Chart and figure data:
******************************

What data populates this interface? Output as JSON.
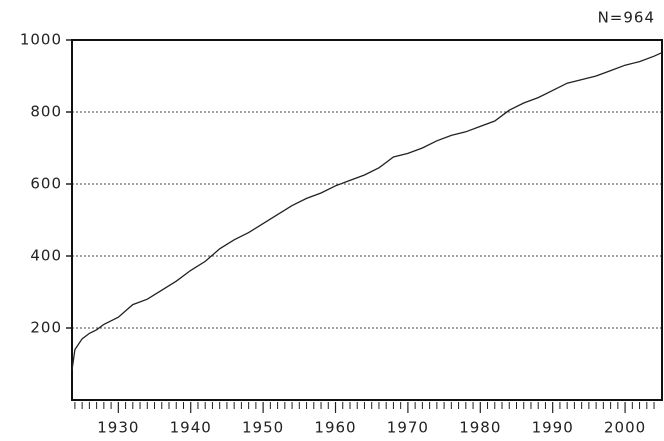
{
  "chart_data": {
    "type": "line",
    "annotation": "N=964",
    "x": [
      1923.6,
      1924,
      1925,
      1926,
      1927,
      1928,
      1929,
      1930,
      1932,
      1934,
      1936,
      1938,
      1940,
      1942,
      1944,
      1946,
      1948,
      1950,
      1952,
      1954,
      1956,
      1958,
      1960,
      1962,
      1964,
      1966,
      1968,
      1970,
      1972,
      1974,
      1976,
      1978,
      1980,
      1982,
      1984,
      1986,
      1988,
      1990,
      1992,
      1994,
      1996,
      1998,
      2000,
      2002,
      2004,
      2005
    ],
    "series": [
      {
        "color": "#222222",
        "values": [
          83,
          140,
          170,
          185,
          195,
          210,
          220,
          230,
          265,
          280,
          305,
          330,
          360,
          385,
          420,
          445,
          465,
          490,
          515,
          540,
          560,
          575,
          595,
          610,
          625,
          645,
          675,
          685,
          700,
          720,
          735,
          745,
          760,
          775,
          805,
          825,
          840,
          860,
          880,
          890,
          900,
          915,
          930,
          940,
          955,
          964
        ]
      }
    ],
    "xlim": [
      1923.6,
      2005.1
    ],
    "xticks": [
      1930,
      1940,
      1950,
      1960,
      1970,
      1980,
      1990,
      2000
    ],
    "xminorticks": [
      1924,
      1925,
      1926,
      1927,
      1928,
      1929,
      1931,
      1932,
      1933,
      1934,
      1935,
      1936,
      1937,
      1938,
      1939,
      1941,
      1942,
      1943,
      1944,
      1945,
      1946,
      1947,
      1948,
      1949,
      1951,
      1952,
      1953,
      1954,
      1955,
      1956,
      1957,
      1958,
      1959,
      1961,
      1962,
      1963,
      1964,
      1965,
      1966,
      1967,
      1968,
      1969,
      1971,
      1972,
      1973,
      1974,
      1975,
      1976,
      1977,
      1978,
      1979,
      1981,
      1982,
      1983,
      1984,
      1985,
      1986,
      1987,
      1988,
      1989,
      1991,
      1992,
      1993,
      1994,
      1995,
      1996,
      1997,
      1998,
      1999,
      2001,
      2002,
      2003,
      2004
    ],
    "ylim": [
      0,
      1000
    ],
    "yticks": [
      200,
      400,
      600,
      800,
      1000
    ],
    "grid": true
  }
}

******************************

Extract the entries in full, exactly as they are, minus the pictures.

_Answer:_
What data populates this interface? Output as JSON.
{
  "chart_data": {
    "type": "line",
    "annotation": "N=964",
    "x": [
      1923.6,
      1924,
      1925,
      1926,
      1927,
      1928,
      1929,
      1930,
      1932,
      1934,
      1936,
      1938,
      1940,
      1942,
      1944,
      1946,
      1948,
      1950,
      1952,
      1954,
      1956,
      1958,
      1960,
      1962,
      1964,
      1966,
      1968,
      1970,
      1972,
      1974,
      1976,
      1978,
      1980,
      1982,
      1984,
      1986,
      1988,
      1990,
      1992,
      1994,
      1996,
      1998,
      2000,
      2002,
      2004,
      2005
    ],
    "series": [
      {
        "color": "#222222",
        "values": [
          83,
          140,
          170,
          185,
          195,
          210,
          220,
          230,
          265,
          280,
          305,
          330,
          360,
          385,
          420,
          445,
          465,
          490,
          515,
          540,
          560,
          575,
          595,
          610,
          625,
          645,
          675,
          685,
          700,
          720,
          735,
          745,
          760,
          775,
          805,
          825,
          840,
          860,
          880,
          890,
          900,
          915,
          930,
          940,
          955,
          964
        ]
      }
    ],
    "xlim": [
      1923.6,
      2005.1
    ],
    "xticks": [
      1930,
      1940,
      1950,
      1960,
      1970,
      1980,
      1990,
      2000
    ],
    "xminorticks": [
      1924,
      1925,
      1926,
      1927,
      1928,
      1929,
      1931,
      1932,
      1933,
      1934,
      1935,
      1936,
      1937,
      1938,
      1939,
      1941,
      1942,
      1943,
      1944,
      1945,
      1946,
      1947,
      1948,
      1949,
      1951,
      1952,
      1953,
      1954,
      1955,
      1956,
      1957,
      1958,
      1959,
      1961,
      1962,
      1963,
      1964,
      1965,
      1966,
      1967,
      1968,
      1969,
      1971,
      1972,
      1973,
      1974,
      1975,
      1976,
      1977,
      1978,
      1979,
      1981,
      1982,
      1983,
      1984,
      1985,
      1986,
      1987,
      1988,
      1989,
      1991,
      1992,
      1993,
      1994,
      1995,
      1996,
      1997,
      1998,
      1999,
      2001,
      2002,
      2003,
      2004
    ],
    "ylim": [
      0,
      1000
    ],
    "yticks": [
      200,
      400,
      600,
      800,
      1000
    ],
    "grid": true
  }
}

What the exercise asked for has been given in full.